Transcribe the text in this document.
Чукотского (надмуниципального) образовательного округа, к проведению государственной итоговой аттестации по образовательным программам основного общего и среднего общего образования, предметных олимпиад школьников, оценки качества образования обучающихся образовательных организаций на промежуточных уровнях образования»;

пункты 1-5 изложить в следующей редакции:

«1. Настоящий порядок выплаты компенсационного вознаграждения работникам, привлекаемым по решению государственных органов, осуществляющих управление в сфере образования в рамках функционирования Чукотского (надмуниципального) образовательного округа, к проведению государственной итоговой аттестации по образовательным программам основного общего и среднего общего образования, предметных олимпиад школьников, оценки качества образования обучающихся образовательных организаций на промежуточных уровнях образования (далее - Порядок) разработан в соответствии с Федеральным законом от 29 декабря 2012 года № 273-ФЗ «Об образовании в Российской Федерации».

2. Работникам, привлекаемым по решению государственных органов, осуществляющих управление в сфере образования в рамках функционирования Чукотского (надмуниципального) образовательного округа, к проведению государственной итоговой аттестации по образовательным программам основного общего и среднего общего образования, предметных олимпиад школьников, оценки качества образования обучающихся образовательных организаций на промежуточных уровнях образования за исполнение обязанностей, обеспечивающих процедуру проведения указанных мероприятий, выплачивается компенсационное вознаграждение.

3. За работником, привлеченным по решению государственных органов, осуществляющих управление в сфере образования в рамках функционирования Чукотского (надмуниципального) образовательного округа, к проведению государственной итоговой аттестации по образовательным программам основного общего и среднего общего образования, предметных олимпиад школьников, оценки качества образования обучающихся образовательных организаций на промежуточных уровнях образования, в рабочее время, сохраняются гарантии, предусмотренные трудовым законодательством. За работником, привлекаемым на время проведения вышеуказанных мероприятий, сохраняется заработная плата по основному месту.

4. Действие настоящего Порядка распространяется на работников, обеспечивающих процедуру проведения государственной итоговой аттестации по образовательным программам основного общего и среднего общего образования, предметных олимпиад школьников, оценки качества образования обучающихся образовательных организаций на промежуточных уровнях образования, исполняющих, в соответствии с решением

++++++++++++++++++++

— WORK TO BE COMPLETED —
From the preceding material, extract every line exactly.

— THE OUTPUT —
Transcribe the text in this document.
Чукотского (надмуниципального) образовательного округа, к проведению государственной итоговой аттестации по образовательным программам основного общего и среднего общего образования, предметных олимпиад школьников, оценки качества образования обучающихся образовательных организаций на промежуточных уровнях образования»;

пункты 1-5 изложить в следующей редакции:

«1. Настоящий порядок выплаты компенсационного вознаграждения работникам, привлекаемым по решению государственных органов, осуществляющих управление в сфере образования в рамках функционирования Чукотского (надмуниципального) образовательного округа, к проведению государственной итоговой аттестации по образовательным программам основного общего и среднего общего образования, предметных олимпиад школьников, оценки качества образования обучающихся образовательных организаций на промежуточных уровнях образования (далее - Порядок) разработан в соответствии с Федеральным законом от 29 декабря 2012 года № 273-ФЗ «Об образовании в Российской Федерации».

2. Работникам, привлекаемым по решению государственных органов, осуществляющих управление в сфере образования в рамках функционирования Чукотского (надмуниципального) образовательного округа, к проведению государственной итоговой аттестации по образовательным программам основного общего и среднего общего образования, предметных олимпиад школьников, оценки качества образования обучающихся образовательных организаций на промежуточных уровнях образования за исполнение обязанностей, обеспечивающих процедуру проведения указанных мероприятий, выплачивается компенсационное вознаграждение.

3. За работником, привлеченным по решению государственных органов, осуществляющих управление в сфере образования в рамках функционирования Чукотского (надмуниципального) образовательного округа, к проведению государственной итоговой аттестации по образовательным программам основного общего и среднего общего образования, предметных олимпиад школьников, оценки качества образования обучающихся образовательных организаций на промежуточных уровнях образования, в рабочее время, сохраняются гарантии, предусмотренные трудовым законодательством. За работником, привлекаемым на время проведения вышеуказанных мероприятий, сохраняется заработная плата по основному месту.

4. Действие настоящего Порядка распространяется на работников, обеспечивающих процедуру проведения государственной итоговой аттестации по образовательным программам основного общего и среднего общего образования, предметных олимпиад школьников, оценки качества образования обучающихся образовательных организаций на промежуточных уровнях образования, исполняющих, в соответствии с решением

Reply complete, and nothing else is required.